**INSTRUCTIONS TO FOLLOW**
Find the line containing "What's the underlying" in the entries; transcribe it and all remaining lines through the end, exactly as they appear, but not the pictures.

**STORED ROWS**

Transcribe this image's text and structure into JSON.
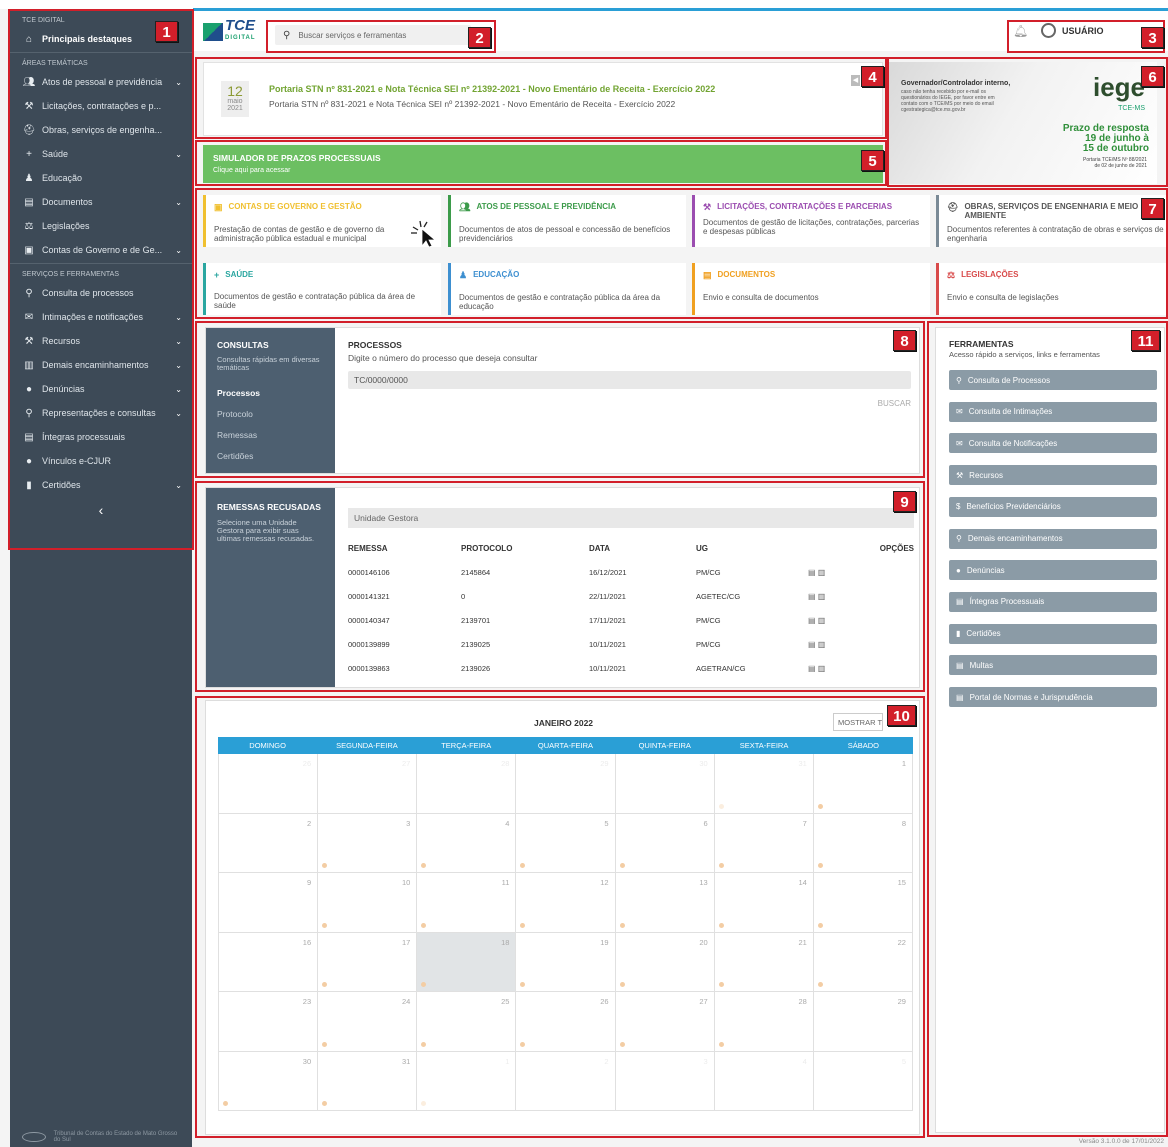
{
  "sidebar": {
    "section_top": "TCE DIGITAL",
    "highlight": "Principais destaques",
    "section_areas": "ÁREAS TEMÁTICAS",
    "areas": [
      {
        "label": "Atos de pessoal e previdência",
        "icon": "users-icon",
        "chev": "⌄"
      },
      {
        "label": "Licitações, contratações e p...",
        "icon": "gavel-icon",
        "chev": ""
      },
      {
        "label": "Obras, serviços de engenha...",
        "icon": "helmet-icon",
        "chev": ""
      },
      {
        "label": "Saúde",
        "icon": "plus-icon",
        "chev": "⌄"
      },
      {
        "label": "Educação",
        "icon": "education-icon",
        "chev": ""
      },
      {
        "label": "Documentos",
        "icon": "document-icon",
        "chev": "⌄"
      },
      {
        "label": "Legislações",
        "icon": "balance-icon",
        "chev": ""
      },
      {
        "label": "Contas de Governo e de Ge...",
        "icon": "money-icon",
        "chev": "⌄"
      }
    ],
    "section_services": "SERVIÇOS E FERRAMENTAS",
    "services": [
      {
        "label": "Consulta de processos",
        "icon": "search-icon",
        "chev": ""
      },
      {
        "label": "Intimações e notificações",
        "icon": "envelope-icon",
        "chev": "⌄"
      },
      {
        "label": "Recursos",
        "icon": "gavel-icon",
        "chev": "⌄"
      },
      {
        "label": "Demais encaminhamentos",
        "icon": "files-icon",
        "chev": "⌄"
      },
      {
        "label": "Denúncias",
        "icon": "comment-icon",
        "chev": "⌄"
      },
      {
        "label": "Representações e consultas",
        "icon": "search-icon",
        "chev": "⌄"
      },
      {
        "label": "Íntegras processuais",
        "icon": "document-icon",
        "chev": ""
      },
      {
        "label": "Vínculos e-CJUR",
        "icon": "user-icon",
        "chev": ""
      },
      {
        "label": "Certidões",
        "icon": "file-icon",
        "chev": "⌄"
      }
    ],
    "collapse": "‹",
    "footer": "Tribunal de Contas do Estado de Mato Grosso do Sul"
  },
  "header": {
    "brand": "TCE",
    "brand_sub": "DIGITAL",
    "search_placeholder": "Buscar serviços e ferramentas",
    "user": "USUÁRIO"
  },
  "news": {
    "day": "12",
    "month": "maio",
    "year": "2021",
    "title": "Portaria STN nº 831-2021 e Nota Técnica SEI nº 21392-2021 - Novo Ementário de Receita - Exercício 2022",
    "desc": "Portaria STN nº 831-2021 e Nota Técnica SEI nº 21392-2021 - Novo Ementário de Receita - Exercício 2022"
  },
  "banner": {
    "line1": "Governador/Controlador interno,",
    "line2": "caso não tenha recebido por e-mail os questionários do IEGE, por favor entre em contato com o TCE/MS por meio do email cgestrategica@tce.ms.gov.br",
    "brand": "iege",
    "brand_sub": "TCE-MS",
    "prazo1": "Prazo de resposta",
    "prazo2": "19 de junho à",
    "prazo3": "15 de outubro",
    "portaria1": "Portaria TCE/MS Nº 88/2021",
    "portaria2": "de 02 de junho de 2021"
  },
  "simulator": {
    "title": "SIMULADOR DE PRAZOS PROCESSUAIS",
    "sub": "Clique aqui para acessar"
  },
  "tiles": [
    {
      "title": "CONTAS DE GOVERNO E GESTÃO",
      "desc": "Prestação de contas de gestão e de governo da administração pública estadual e municipal",
      "color": "#f0c030",
      "icon": "money-icon"
    },
    {
      "title": "ATOS DE PESSOAL E PREVIDÊNCIA",
      "desc": "Documentos de atos de pessoal e concessão de benefícios previdenciários",
      "color": "#3c9b4a",
      "icon": "users-icon"
    },
    {
      "title": "LICITAÇÕES, CONTRATAÇÕES E PARCERIAS",
      "desc": "Documentos de gestão de licitações, contratações, parcerias e despesas públicas",
      "color": "#9b4db0",
      "icon": "gavel-icon"
    },
    {
      "title": "OBRAS, SERVIÇOS DE ENGENHARIA E MEIO AMBIENTE",
      "desc": "Documentos referentes à contratação de obras e serviços de engenharia",
      "color": "#7a8a96",
      "icon": "helmet-icon"
    },
    {
      "title": "SAÚDE",
      "desc": "Documentos de gestão e contratação pública da área de saúde",
      "color": "#2aa6a0",
      "icon": "plus-icon"
    },
    {
      "title": "EDUCAÇÃO",
      "desc": "Documentos de gestão e contratação pública da área da educação",
      "color": "#3d8fd0",
      "icon": "education-icon"
    },
    {
      "title": "DOCUMENTOS",
      "desc": "Envio e consulta de documentos",
      "color": "#f0a020",
      "icon": "document-icon"
    },
    {
      "title": "LEGISLAÇÕES",
      "desc": "Envio e consulta de legislações",
      "color": "#d84a4a",
      "icon": "balance-icon"
    }
  ],
  "consultas": {
    "title": "CONSULTAS",
    "sub": "Consultas rápidas em diversas temáticas",
    "links": [
      "Processos",
      "Protocolo",
      "Remessas",
      "Certidões"
    ],
    "main_title": "PROCESSOS",
    "main_sub": "Digite o número do processo que deseja consultar",
    "input": "TC/0000/0000",
    "button": "BUSCAR"
  },
  "remessas": {
    "title": "REMESSAS RECUSADAS",
    "sub": "Selecione uma Unidade Gestora para exibir suas ultimas remessas recusadas.",
    "select": "Unidade Gestora",
    "headers": [
      "REMESSA",
      "PROTOCOLO",
      "DATA",
      "UG",
      "",
      "OPÇÕES"
    ],
    "rows": [
      [
        "0000146106",
        "2145864",
        "16/12/2021",
        "PM/CG"
      ],
      [
        "0000141321",
        "0",
        "22/11/2021",
        "AGETEC/CG"
      ],
      [
        "0000140347",
        "2139701",
        "17/11/2021",
        "PM/CG"
      ],
      [
        "0000139899",
        "2139025",
        "10/11/2021",
        "PM/CG"
      ],
      [
        "0000139863",
        "2139026",
        "10/11/2021",
        "AGETRAN/CG"
      ]
    ]
  },
  "calendar": {
    "title": "JANEIRO 2022",
    "button": "MOSTRAR T",
    "weekdays": [
      "DOMINGO",
      "SEGUNDA-FEIRA",
      "TERÇA-FEIRA",
      "QUARTA-FEIRA",
      "QUINTA-FEIRA",
      "SEXTA-FEIRA",
      "SÁBADO"
    ],
    "weeks": [
      [
        "26",
        "27",
        "28",
        "29",
        "30",
        "31",
        "1"
      ],
      [
        "2",
        "3",
        "4",
        "5",
        "6",
        "7",
        "8"
      ],
      [
        "9",
        "10",
        "11",
        "12",
        "13",
        "14",
        "15"
      ],
      [
        "16",
        "17",
        "18",
        "19",
        "20",
        "21",
        "22"
      ],
      [
        "23",
        "24",
        "25",
        "26",
        "27",
        "28",
        "29"
      ],
      [
        "30",
        "31",
        "1",
        "2",
        "3",
        "4",
        "5"
      ]
    ]
  },
  "ferramentas": {
    "title": "FERRAMENTAS",
    "sub": "Acesso rápido a serviços, links e ferramentas",
    "buttons": [
      {
        "label": "Consulta de Processos",
        "icon": "search-icon"
      },
      {
        "label": "Consulta de Intimações",
        "icon": "envelope-icon"
      },
      {
        "label": "Consulta de Notificações",
        "icon": "envelope-icon"
      },
      {
        "label": "Recursos",
        "icon": "gavel-icon"
      },
      {
        "label": "Benefícios Previdenciários",
        "icon": "dollar-icon"
      },
      {
        "label": "Demais encaminhamentos",
        "icon": "search-icon"
      },
      {
        "label": "Denúncias",
        "icon": "comment-icon"
      },
      {
        "label": "Íntegras Processuais",
        "icon": "document-icon"
      },
      {
        "label": "Certidões",
        "icon": "file-icon"
      },
      {
        "label": "Multas",
        "icon": "document-icon"
      },
      {
        "label": "Portal de Normas e Jurisprudência",
        "icon": "document-icon"
      }
    ]
  },
  "version": "Versão 3.1.0.0 de 17/01/2022",
  "annotations": [
    "1",
    "2",
    "3",
    "4",
    "5",
    "6",
    "7",
    "8",
    "9",
    "10",
    "11"
  ]
}
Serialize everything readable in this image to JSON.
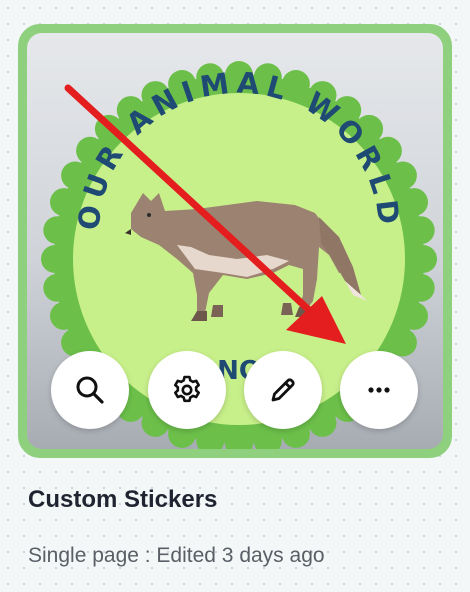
{
  "card": {
    "title": "Custom Stickers",
    "subtitle": "Single page : Edited 3 days ago",
    "thumbnail": {
      "badge_text_top": "OUR ANIMAL WORLD",
      "badge_text_bottom_visible": "NO",
      "badge_colors": {
        "outer": "#6cc04a",
        "inner": "#c8f08a",
        "text": "#1e4a73"
      }
    },
    "actions": [
      {
        "name": "search",
        "icon": "search-icon"
      },
      {
        "name": "settings",
        "icon": "gear-icon"
      },
      {
        "name": "edit",
        "icon": "pencil-icon"
      },
      {
        "name": "more",
        "icon": "more-horizontal-icon"
      }
    ],
    "border_color": "#8fd07e"
  },
  "annotation": {
    "arrow_color": "#e41e1e",
    "points_to": "more"
  }
}
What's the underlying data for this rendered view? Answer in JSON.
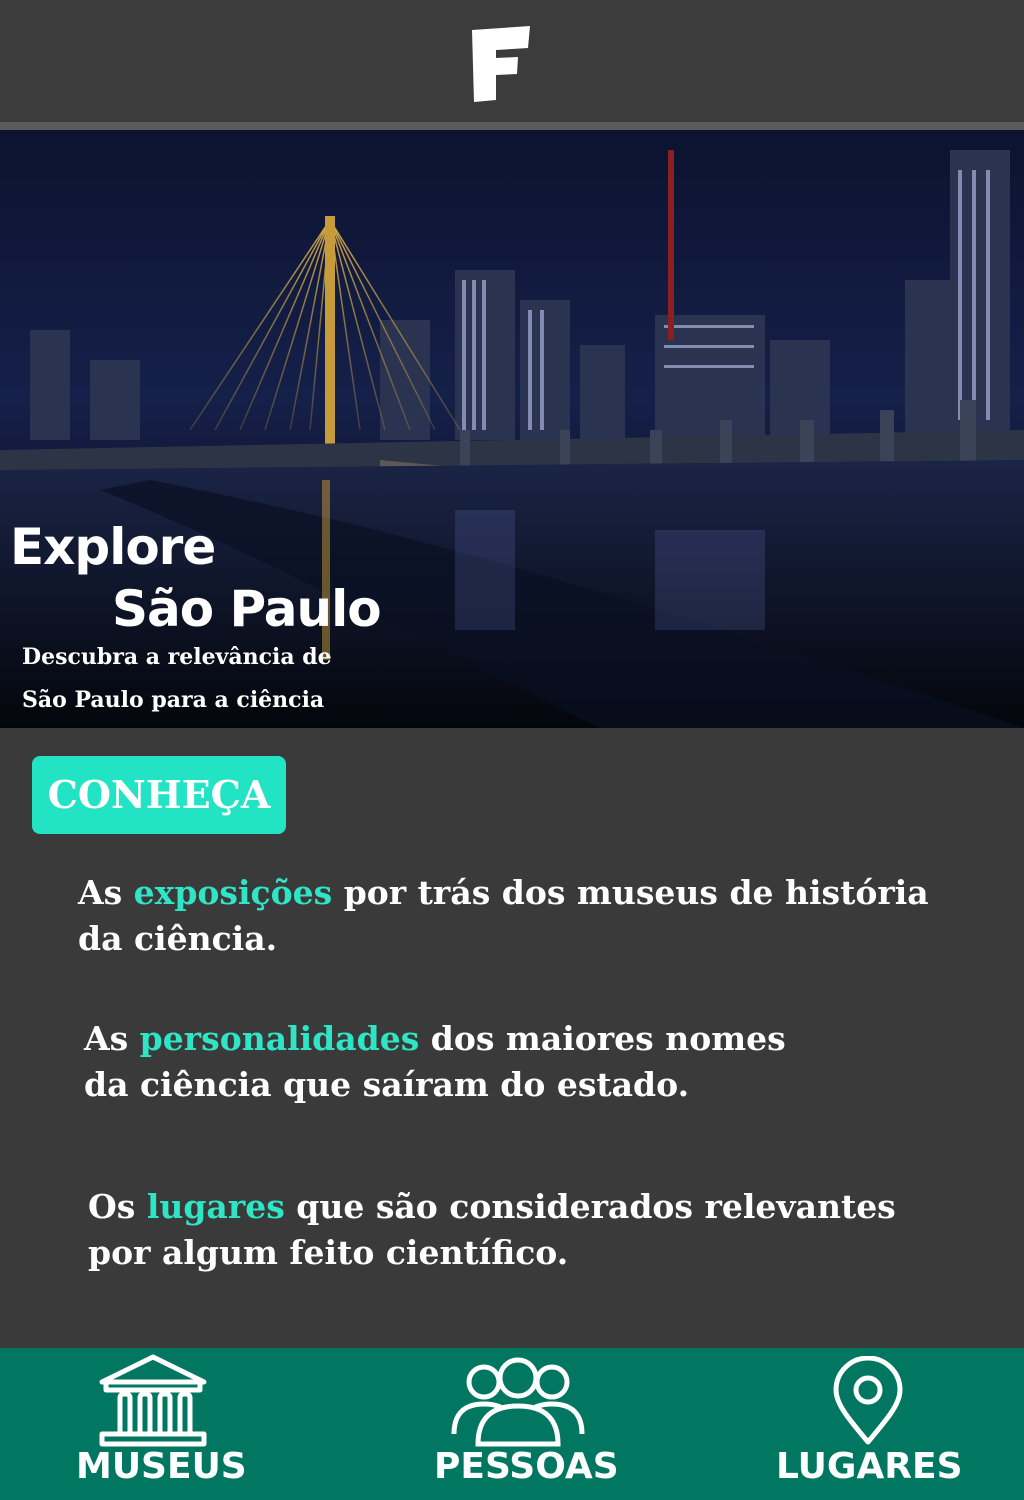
{
  "header": {
    "logo_icon": "f-logo-icon"
  },
  "hero": {
    "title_line1": "Explore",
    "title_line2": "São Paulo",
    "subtitle_line1": "Descubra a relevância de",
    "subtitle_line2": "São Paulo para a ciência"
  },
  "main": {
    "cta_label": "CONHEÇA",
    "paragraphs": [
      {
        "before": "As ",
        "highlight": "exposições",
        "after": " por trás dos museus de história",
        "line2": "da ciência."
      },
      {
        "before": "As ",
        "highlight": "personalidades",
        "after": " dos maiores nomes",
        "line2": "da ciência que saíram do estado."
      },
      {
        "before": "Os ",
        "highlight": "lugares",
        "after": " que são considerados relevantes",
        "line2": "por algum feito científico."
      }
    ]
  },
  "nav": {
    "items": [
      {
        "label": "MUSEUS",
        "icon": "museum-icon"
      },
      {
        "label": "PESSOAS",
        "icon": "people-icon"
      },
      {
        "label": "LUGARES",
        "icon": "location-pin-icon"
      }
    ]
  },
  "colors": {
    "accent": "#22e3c3",
    "highlight": "#2ee6c6",
    "nav_bg": "#017660",
    "background": "#3a3a3a",
    "header_bg": "#3c3c3c"
  }
}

**TASK RESULT**
What's the underlying data for this rendered view? Answer in JSON.
{
  "header": {
    "logo_icon": "f-logo-icon"
  },
  "hero": {
    "title_line1": "Explore",
    "title_line2": "São Paulo",
    "subtitle_line1": "Descubra a relevância de",
    "subtitle_line2": "São Paulo para a ciência"
  },
  "main": {
    "cta_label": "CONHEÇA",
    "paragraphs": [
      {
        "before": "As ",
        "highlight": "exposições",
        "after": " por trás dos museus de história",
        "line2": "da ciência."
      },
      {
        "before": "As ",
        "highlight": "personalidades",
        "after": " dos maiores nomes",
        "line2": "da ciência que saíram do estado."
      },
      {
        "before": "Os ",
        "highlight": "lugares",
        "after": " que são considerados relevantes",
        "line2": "por algum feito científico."
      }
    ]
  },
  "nav": {
    "items": [
      {
        "label": "MUSEUS",
        "icon": "museum-icon"
      },
      {
        "label": "PESSOAS",
        "icon": "people-icon"
      },
      {
        "label": "LUGARES",
        "icon": "location-pin-icon"
      }
    ]
  },
  "colors": {
    "accent": "#22e3c3",
    "highlight": "#2ee6c6",
    "nav_bg": "#017660",
    "background": "#3a3a3a",
    "header_bg": "#3c3c3c"
  }
}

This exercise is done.